§ **TEXTO EM ESTUDO**
%%
As filhas de Paul Newman, Melissa, à esq., e Clea, à dir.
As filhas de Paul Newman, Melissa, à esquerda, e Clea, à direita - Frances F. Denny/The New York Times

Com a assistência de um agente literário, a família Newman vendeu à Knopf um projeto biográfico baseado nas transcrições, e, com a ajuda da editora, o veterano editor de livros e revistas David Rosenthal foi contratado para compilar o material para formar um livro de memórias.

Começando com uma cena dele próprio sentado num sofá em sua biblioteca onde, diz Newman, "fumei um baseado e recordei com clareza absoluta o mapa inteiro da cidade onde passei minha infância", ele relata sua criação em Shaker Heights, no estado de Ohio.

O pai de Newman ajudava a administrar a empresa de artigos esportivos da família, bebia muito e parecia não estar interessado em seus filhos. Sua mãe, pelo contrário, praticamente o idolatrava, e Newman se compara com um dos cachorros dela "que ficou canceroso e tão obeso que mal conseguia se mexer, e minha mãe não parava de lhe dar chocolates, até matá-lo com sua gentileza".

Estudante no Kenyon College, ele investiu igualmente na bebida, em correr atrás de mulheres e no trabalho de ator em que sua mãe o incentivou a apostar.
%%
§ **LISTA DE ATIVIDADES**
a. Segundo o texto sobre Paul Newman, para qual editora a família Newman vendeu o projeto biográfico?
b. Edite o trecho do texto sobre Paul Newman de "Começando com uma" a "estado de Ohio.", substituindo "biblioteca" por "sala".
c. Diga, por favor, se cada afirmação concorda com o texto sobre Paul Newman: (i) o pai de Newman ajudava a administrar a empresa de artigos esportivos da família; (ii) Newman foi estudante no Kenyon College; (iii) a mãe de Newman o desencorajou a seguir o trabalho de ator.

Trechos de dados:
%%
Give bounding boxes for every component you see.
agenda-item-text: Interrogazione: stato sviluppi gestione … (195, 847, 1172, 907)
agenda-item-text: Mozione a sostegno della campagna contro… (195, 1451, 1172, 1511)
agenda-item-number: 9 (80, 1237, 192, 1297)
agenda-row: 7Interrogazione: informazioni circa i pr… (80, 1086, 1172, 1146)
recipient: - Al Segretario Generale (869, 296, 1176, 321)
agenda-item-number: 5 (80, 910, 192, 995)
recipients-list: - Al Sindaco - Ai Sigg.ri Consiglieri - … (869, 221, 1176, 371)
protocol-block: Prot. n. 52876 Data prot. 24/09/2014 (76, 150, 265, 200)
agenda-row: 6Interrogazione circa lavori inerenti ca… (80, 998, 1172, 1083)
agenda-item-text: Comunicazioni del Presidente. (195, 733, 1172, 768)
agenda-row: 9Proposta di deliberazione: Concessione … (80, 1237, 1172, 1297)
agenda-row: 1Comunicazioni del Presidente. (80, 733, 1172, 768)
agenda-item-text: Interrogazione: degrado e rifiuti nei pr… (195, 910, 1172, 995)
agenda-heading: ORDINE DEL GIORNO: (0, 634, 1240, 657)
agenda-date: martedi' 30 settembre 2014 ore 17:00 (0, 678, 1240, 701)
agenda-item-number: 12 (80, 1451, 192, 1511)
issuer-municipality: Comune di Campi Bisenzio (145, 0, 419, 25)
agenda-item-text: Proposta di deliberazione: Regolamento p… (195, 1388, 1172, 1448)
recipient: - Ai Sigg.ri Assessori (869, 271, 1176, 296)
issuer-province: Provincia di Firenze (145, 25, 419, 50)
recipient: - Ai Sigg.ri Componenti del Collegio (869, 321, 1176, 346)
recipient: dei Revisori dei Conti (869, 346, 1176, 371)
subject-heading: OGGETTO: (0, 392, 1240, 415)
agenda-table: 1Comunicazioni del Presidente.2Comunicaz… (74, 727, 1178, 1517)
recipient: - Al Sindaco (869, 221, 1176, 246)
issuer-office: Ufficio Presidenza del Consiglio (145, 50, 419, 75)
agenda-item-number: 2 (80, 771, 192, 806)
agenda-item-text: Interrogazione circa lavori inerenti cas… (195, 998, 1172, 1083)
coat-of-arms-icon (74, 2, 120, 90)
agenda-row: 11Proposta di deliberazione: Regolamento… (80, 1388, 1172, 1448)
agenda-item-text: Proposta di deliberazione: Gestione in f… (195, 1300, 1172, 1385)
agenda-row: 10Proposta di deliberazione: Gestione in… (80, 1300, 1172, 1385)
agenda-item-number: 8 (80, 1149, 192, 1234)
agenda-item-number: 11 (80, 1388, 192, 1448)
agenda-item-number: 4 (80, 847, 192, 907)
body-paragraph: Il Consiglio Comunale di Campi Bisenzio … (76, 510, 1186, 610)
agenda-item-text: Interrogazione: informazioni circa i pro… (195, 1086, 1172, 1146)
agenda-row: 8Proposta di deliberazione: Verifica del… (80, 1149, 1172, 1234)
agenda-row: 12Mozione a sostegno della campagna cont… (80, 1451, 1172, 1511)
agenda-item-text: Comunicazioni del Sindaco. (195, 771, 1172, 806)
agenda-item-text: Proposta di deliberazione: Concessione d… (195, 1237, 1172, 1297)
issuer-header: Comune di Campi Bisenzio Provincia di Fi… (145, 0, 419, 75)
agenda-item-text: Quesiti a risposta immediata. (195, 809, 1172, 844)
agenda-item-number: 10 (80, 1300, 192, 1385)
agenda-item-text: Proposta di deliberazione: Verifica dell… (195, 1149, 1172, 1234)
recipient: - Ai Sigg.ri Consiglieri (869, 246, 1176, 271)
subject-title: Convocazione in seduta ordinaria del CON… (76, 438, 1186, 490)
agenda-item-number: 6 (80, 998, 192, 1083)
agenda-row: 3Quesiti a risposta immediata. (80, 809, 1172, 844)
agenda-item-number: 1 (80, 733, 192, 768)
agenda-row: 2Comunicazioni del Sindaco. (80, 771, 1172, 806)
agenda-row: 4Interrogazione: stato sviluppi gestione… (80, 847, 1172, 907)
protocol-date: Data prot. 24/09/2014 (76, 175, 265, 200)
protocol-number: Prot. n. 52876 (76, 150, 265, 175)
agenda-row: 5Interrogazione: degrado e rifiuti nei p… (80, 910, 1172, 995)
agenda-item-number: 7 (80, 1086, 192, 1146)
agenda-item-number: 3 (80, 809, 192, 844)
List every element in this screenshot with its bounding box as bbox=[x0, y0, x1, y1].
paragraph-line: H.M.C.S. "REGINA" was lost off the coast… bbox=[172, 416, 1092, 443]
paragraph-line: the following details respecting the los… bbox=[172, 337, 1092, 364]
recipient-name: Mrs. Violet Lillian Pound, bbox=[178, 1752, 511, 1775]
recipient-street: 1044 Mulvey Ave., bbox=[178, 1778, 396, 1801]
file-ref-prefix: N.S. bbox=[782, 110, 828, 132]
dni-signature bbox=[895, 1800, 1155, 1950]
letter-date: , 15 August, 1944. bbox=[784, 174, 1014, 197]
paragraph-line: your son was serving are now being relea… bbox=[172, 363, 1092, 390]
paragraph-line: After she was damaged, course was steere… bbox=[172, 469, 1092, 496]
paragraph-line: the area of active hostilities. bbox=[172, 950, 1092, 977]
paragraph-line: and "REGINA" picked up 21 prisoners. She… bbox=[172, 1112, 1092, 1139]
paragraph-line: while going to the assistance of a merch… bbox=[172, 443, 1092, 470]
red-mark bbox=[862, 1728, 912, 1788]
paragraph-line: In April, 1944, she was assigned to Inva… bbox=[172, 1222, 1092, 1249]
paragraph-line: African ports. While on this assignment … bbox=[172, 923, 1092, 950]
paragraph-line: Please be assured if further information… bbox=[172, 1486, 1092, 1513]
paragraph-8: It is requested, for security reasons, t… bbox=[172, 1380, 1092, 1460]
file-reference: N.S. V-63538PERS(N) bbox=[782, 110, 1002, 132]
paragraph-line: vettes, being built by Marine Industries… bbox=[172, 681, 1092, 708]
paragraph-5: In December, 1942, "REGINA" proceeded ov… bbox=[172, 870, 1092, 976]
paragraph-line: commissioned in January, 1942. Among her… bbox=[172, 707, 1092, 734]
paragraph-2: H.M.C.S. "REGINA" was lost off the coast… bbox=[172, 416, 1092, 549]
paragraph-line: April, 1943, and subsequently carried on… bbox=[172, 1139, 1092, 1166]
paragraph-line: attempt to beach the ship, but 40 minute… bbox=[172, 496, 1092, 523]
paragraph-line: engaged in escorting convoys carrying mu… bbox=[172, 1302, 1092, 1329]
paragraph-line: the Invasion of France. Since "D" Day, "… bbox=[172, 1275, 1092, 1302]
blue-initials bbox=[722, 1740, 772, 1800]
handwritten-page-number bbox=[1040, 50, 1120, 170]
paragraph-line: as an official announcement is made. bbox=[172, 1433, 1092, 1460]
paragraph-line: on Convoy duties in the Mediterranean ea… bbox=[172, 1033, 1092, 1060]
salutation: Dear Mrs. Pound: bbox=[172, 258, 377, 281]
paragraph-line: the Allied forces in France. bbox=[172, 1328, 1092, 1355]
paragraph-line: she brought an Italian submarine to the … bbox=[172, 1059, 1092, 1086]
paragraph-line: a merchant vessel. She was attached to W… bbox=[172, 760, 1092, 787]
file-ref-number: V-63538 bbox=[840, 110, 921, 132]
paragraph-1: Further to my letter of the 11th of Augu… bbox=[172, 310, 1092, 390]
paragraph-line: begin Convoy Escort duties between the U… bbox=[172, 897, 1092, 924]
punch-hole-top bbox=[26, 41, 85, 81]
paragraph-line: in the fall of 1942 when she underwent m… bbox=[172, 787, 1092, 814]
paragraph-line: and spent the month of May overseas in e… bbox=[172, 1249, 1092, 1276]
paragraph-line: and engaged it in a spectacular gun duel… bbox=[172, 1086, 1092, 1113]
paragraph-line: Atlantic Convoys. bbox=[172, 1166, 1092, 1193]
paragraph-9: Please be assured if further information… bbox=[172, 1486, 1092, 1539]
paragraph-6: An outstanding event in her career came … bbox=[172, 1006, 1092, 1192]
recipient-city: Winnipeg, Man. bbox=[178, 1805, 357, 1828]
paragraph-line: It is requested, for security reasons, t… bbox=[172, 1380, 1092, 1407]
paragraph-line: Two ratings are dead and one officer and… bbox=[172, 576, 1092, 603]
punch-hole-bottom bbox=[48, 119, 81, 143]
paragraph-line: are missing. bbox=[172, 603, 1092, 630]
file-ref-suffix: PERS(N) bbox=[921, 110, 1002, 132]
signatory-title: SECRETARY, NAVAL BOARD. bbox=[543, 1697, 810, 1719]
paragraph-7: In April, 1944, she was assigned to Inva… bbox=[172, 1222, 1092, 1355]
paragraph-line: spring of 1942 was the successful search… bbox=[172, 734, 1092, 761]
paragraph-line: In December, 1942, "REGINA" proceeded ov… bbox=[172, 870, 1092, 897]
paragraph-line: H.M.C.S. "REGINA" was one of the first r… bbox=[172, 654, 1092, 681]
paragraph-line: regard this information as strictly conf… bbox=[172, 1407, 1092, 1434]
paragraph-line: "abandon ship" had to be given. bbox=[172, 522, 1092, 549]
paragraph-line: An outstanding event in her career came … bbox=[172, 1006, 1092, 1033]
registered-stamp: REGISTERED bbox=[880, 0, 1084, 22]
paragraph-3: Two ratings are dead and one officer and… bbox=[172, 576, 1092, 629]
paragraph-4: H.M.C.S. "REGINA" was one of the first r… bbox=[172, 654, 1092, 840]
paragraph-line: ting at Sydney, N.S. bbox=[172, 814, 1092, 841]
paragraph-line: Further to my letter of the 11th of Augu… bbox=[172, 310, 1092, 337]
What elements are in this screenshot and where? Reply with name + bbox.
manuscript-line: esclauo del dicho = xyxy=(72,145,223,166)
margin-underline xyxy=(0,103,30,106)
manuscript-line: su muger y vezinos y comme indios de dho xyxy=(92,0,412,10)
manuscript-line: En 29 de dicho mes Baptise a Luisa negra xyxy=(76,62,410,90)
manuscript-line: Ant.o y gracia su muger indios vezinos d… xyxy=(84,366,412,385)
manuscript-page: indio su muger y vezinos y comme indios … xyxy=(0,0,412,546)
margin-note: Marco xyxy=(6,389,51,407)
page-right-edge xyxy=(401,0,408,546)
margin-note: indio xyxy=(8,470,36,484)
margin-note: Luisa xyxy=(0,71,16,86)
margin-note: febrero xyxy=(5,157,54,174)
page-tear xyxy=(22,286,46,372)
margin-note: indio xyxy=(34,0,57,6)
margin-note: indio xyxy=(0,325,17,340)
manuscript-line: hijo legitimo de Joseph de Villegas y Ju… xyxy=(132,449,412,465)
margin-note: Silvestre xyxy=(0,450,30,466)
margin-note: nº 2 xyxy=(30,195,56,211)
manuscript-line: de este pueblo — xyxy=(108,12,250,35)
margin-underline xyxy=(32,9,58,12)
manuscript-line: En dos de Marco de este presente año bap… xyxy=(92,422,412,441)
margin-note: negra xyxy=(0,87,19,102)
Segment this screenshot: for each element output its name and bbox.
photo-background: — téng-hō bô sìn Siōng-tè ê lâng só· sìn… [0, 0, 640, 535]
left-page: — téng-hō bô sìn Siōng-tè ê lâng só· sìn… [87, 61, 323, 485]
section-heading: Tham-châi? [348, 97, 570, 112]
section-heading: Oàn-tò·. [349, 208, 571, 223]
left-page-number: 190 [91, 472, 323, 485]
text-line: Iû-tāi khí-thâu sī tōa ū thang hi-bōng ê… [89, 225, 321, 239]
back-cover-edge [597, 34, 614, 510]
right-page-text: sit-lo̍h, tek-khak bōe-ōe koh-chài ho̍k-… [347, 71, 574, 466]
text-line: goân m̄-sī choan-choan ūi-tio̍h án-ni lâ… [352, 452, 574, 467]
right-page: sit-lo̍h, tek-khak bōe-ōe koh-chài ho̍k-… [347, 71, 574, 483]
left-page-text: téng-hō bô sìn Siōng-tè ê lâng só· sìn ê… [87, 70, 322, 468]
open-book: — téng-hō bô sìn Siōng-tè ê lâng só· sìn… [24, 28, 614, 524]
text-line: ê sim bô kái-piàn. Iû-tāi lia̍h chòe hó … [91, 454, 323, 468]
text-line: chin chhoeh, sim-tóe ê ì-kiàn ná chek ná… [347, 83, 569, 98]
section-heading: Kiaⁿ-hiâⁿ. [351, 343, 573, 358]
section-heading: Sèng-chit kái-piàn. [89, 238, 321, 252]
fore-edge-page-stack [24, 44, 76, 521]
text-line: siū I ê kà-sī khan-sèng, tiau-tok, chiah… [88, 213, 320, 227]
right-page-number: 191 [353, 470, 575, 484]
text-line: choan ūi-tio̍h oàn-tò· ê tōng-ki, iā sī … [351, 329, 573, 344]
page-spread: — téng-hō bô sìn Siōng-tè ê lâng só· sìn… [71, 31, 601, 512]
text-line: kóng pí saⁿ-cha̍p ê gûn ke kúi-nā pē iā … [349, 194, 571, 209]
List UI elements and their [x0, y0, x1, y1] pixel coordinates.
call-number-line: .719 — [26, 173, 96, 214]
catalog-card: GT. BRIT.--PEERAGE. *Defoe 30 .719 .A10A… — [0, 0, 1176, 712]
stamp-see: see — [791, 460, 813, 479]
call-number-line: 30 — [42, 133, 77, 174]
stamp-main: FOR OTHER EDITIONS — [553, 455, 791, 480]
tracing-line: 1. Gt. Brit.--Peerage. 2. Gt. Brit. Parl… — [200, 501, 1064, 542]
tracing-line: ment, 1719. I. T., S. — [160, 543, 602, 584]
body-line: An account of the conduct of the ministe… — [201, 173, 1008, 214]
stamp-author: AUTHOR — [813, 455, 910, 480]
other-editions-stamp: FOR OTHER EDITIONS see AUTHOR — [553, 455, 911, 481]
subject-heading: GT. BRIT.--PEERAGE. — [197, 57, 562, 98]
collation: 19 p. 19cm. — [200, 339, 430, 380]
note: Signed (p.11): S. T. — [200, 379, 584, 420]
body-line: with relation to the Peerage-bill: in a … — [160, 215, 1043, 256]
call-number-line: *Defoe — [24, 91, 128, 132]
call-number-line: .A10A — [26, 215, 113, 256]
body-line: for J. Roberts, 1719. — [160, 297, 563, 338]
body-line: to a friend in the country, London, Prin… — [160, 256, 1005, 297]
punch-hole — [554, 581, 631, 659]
%%
§ **RESPOSTAS POR TAREFA**
a. Para a Knopf.

b.
Começando com uma cena dele próprio sentado num sofá em sua sala onde, diz Newman, "fumei um baseado e recordei com clareza absoluta o mapa inteiro da cidade onde passei minha infância", ele relata sua criação em Shaker Heights, no estado de Ohio.

c.
(i) Sim: "O pai de Newman ajudava a administrar a empresa de artigos esportivos da família".
(ii) Sim: "Estudante no Kenyon College".
(iii) Não: "no trabalho de ator em que sua mãe o incentivou a apostar".